- **What the task asks**
Give back the records below exactly, every one, with no pictures.

Stored records:
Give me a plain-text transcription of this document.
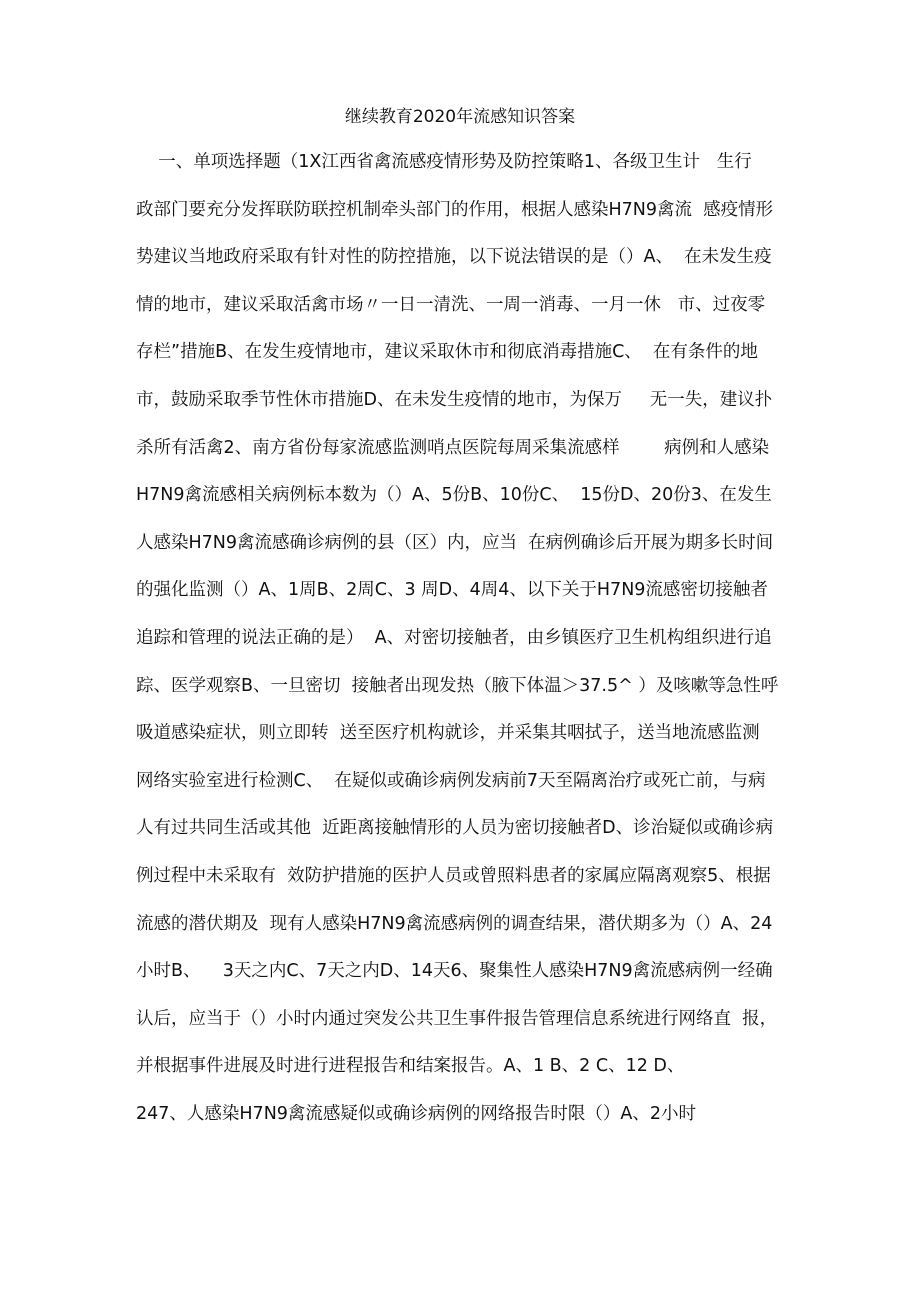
继续教育2020年流感知识答案
一、单项选择题（1X江西省禽流感疫情形势及防控策略1、各级卫生计   生行
政部门要充分发挥联防联控机制牵头部门的作用，根据人感染H7N9禽流  感疫情形
势建议当地政府采取有针对性的防控措施，以下说法错误的是（）A、  在未发生疫
情的地市，建议采取活禽市场〃一日一清洗、一周一消毒、一月一休   市、过夜零
存栏”措施B、在发生疫情地市，建议采取休市和彻底消毒措施C、  在有条件的地
市，鼓励采取季节性休市措施D、在未发生疫情的地市，为保万     无一失，建议扑
杀所有活禽2、南方省份每家流感监测哨点医院每周采集流感样        病例和人感染
H7N9禽流感相关病例标本数为（）A、5份B、10份C、  15份D、20份3、在发生
人感染H7N9禽流感确诊病例的县（区）内，应当  在病例确诊后开展为期多长时间
的强化监测（）A、1周B、2周C、3 周D、4周4、以下关于H7N9流感密切接触者
追踪和管理的说法正确的是）  A、对密切接触者，由乡镇医疗卫生机构组织进行追
踪、医学观察B、一旦密切  接触者出现发热（腋下体温＞37.5^ ）及咳嗽等急性呼
吸道感染症状，则立即转  送至医疗机构就诊，并采集其咽拭子，送当地流感监测
网络实验室进行检测C、  在疑似或确诊病例发病前7天至隔离治疗或死亡前，与病
人有过共同生活或其他  近距离接触情形的人员为密切接触者D、诊治疑似或确诊病
例过程中未采取有  效防护措施的医护人员或曾照料患者的家属应隔离观察5、根据
流感的潜伏期及  现有人感染H7N9禽流感病例的调查结果，潜伏期多为（）A、24
小时B、    3天之内C、7天之内D、14天6、聚集性人感染H7N9禽流感病例一经确
认后，应当于（）小时内通过突发公共卫生事件报告管理信息系统进行网络直  报，
并根据事件进展及时进行进程报告和结案报告。A、1 B、2 C、12 D、
247、人感染H7N9禽流感疑似或确诊病例的网络报告时限（）A、2小时
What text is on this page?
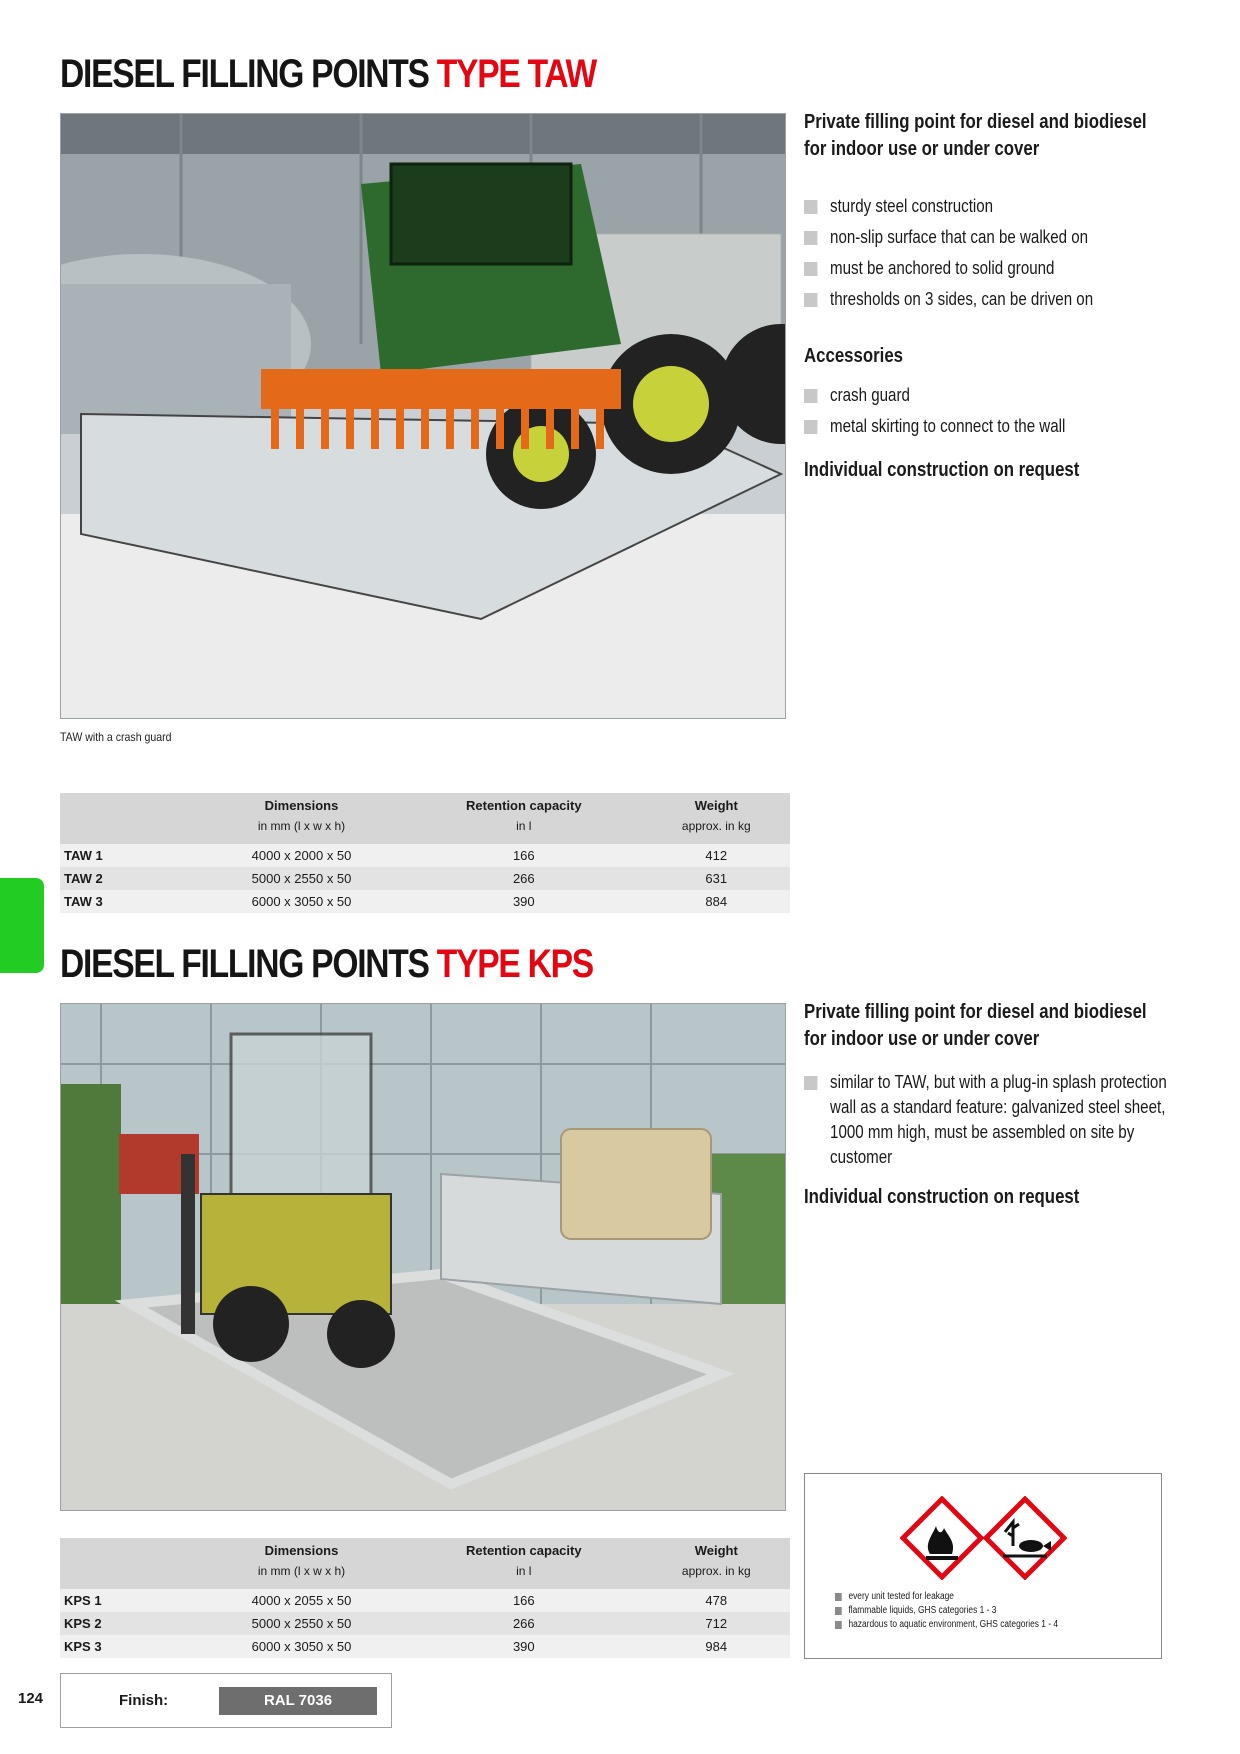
DIESEL FILLING POINTS TYPE TAW
TAW with a crash guard
Private filling point for diesel and biodiesel for indoor use or under cover
sturdy steel construction
non-slip surface that can be walked on
must be anchored to solid ground
thresholds on 3 sides, can be driven on
Accessories
crash guard
metal skirting to connect to the wall
Individual construction on request
	Dimensions	Retention capacity	Weight
	in mm (l x w x h)	in l	approx. in kg
TAW 1	4000 x 2000 x 50	166	412
TAW 2	5000 x 2550 x 50	266	631
TAW 3	6000 x 3050 x 50	390	884
DIESEL FILLING POINTS TYPE KPS
Private filling point for diesel and biodiesel for indoor use or under cover
similar to TAW, but with a plug-in splash protection wall as a standard feature: galvanized steel sheet, 1000 mm high, must be assembled on site by customer
Individual construction on request
	Dimensions	Retention capacity	Weight
	in mm (l x w x h)	in l	approx. in kg
KPS 1	4000 x 2055 x 50	166	478
KPS 2	5000 x 2550 x 50	266	712
KPS 3	6000 x 3050 x 50	390	984
every unit tested for leakage
flammable liquids, GHS categories 1 - 3
hazardous to aquatic environment, GHS categories 1 - 4
124	Finish:	RAL 7036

- **Solution**
Give me a plain-text transcription of this document.
继续教育2020年流感知识答案
一、单项选择题（1X江西省禽流感疫情形势及防控策略1、各级卫生计   生行
政部门要充分发挥联防联控机制牵头部门的作用，根据人感染H7N9禽流  感疫情形
势建议当地政府采取有针对性的防控措施，以下说法错误的是（）A、  在未发生疫
情的地市，建议采取活禽市场〃一日一清洗、一周一消毒、一月一休   市、过夜零
存栏”措施B、在发生疫情地市，建议采取休市和彻底消毒措施C、  在有条件的地
市，鼓励采取季节性休市措施D、在未发生疫情的地市，为保万     无一失，建议扑
杀所有活禽2、南方省份每家流感监测哨点医院每周采集流感样        病例和人感染
H7N9禽流感相关病例标本数为（）A、5份B、10份C、  15份D、20份3、在发生
人感染H7N9禽流感确诊病例的县（区）内，应当  在病例确诊后开展为期多长时间
的强化监测（）A、1周B、2周C、3 周D、4周4、以下关于H7N9流感密切接触者
追踪和管理的说法正确的是）  A、对密切接触者，由乡镇医疗卫生机构组织进行追
踪、医学观察B、一旦密切  接触者出现发热（腋下体温＞37.5^ ）及咳嗽等急性呼
吸道感染症状，则立即转  送至医疗机构就诊，并采集其咽拭子，送当地流感监测
网络实验室进行检测C、  在疑似或确诊病例发病前7天至隔离治疗或死亡前，与病
人有过共同生活或其他  近距离接触情形的人员为密切接触者D、诊治疑似或确诊病
例过程中未采取有  效防护措施的医护人员或曾照料患者的家属应隔离观察5、根据
流感的潜伏期及  现有人感染H7N9禽流感病例的调查结果，潜伏期多为（）A、24
小时B、    3天之内C、7天之内D、14天6、聚集性人感染H7N9禽流感病例一经确
认后，应当于（）小时内通过突发公共卫生事件报告管理信息系统进行网络直  报，
并根据事件进展及时进行进程报告和结案报告。A、1 B、2 C、12 D、
247、人感染H7N9禽流感疑似或确诊病例的网络报告时限（）A、2小时
What text is on this page?
DIESEL FILLING POINTS TYPE TAW
TAW with a crash guard
Private filling point for diesel and biodiesel for indoor use or under cover
sturdy steel construction
non-slip surface that can be walked on
must be anchored to solid ground
thresholds on 3 sides, can be driven on
Accessories
crash guard
metal skirting to connect to the wall
Individual construction on request
	Dimensions	Retention capacity	Weight
	in mm (l x w x h)	in l	approx. in kg
TAW 1	4000 x 2000 x 50	166	412
TAW 2	5000 x 2550 x 50	266	631
TAW 3	6000 x 3050 x 50	390	884
DIESEL FILLING POINTS TYPE KPS
Private filling point for diesel and biodiesel for indoor use or under cover
similar to TAW, but with a plug-in splash protection wall as a standard feature: galvanized steel sheet, 1000 mm high, must be assembled on site by customer
Individual construction on request
	Dimensions	Retention capacity	Weight
	in mm (l x w x h)	in l	approx. in kg
KPS 1	4000 x 2055 x 50	166	478
KPS 2	5000 x 2550 x 50	266	712
KPS 3	6000 x 3050 x 50	390	984
every unit tested for leakage
flammable liquids, GHS categories 1 - 3
hazardous to aquatic environment, GHS categories 1 - 4
124	Finish:	RAL 7036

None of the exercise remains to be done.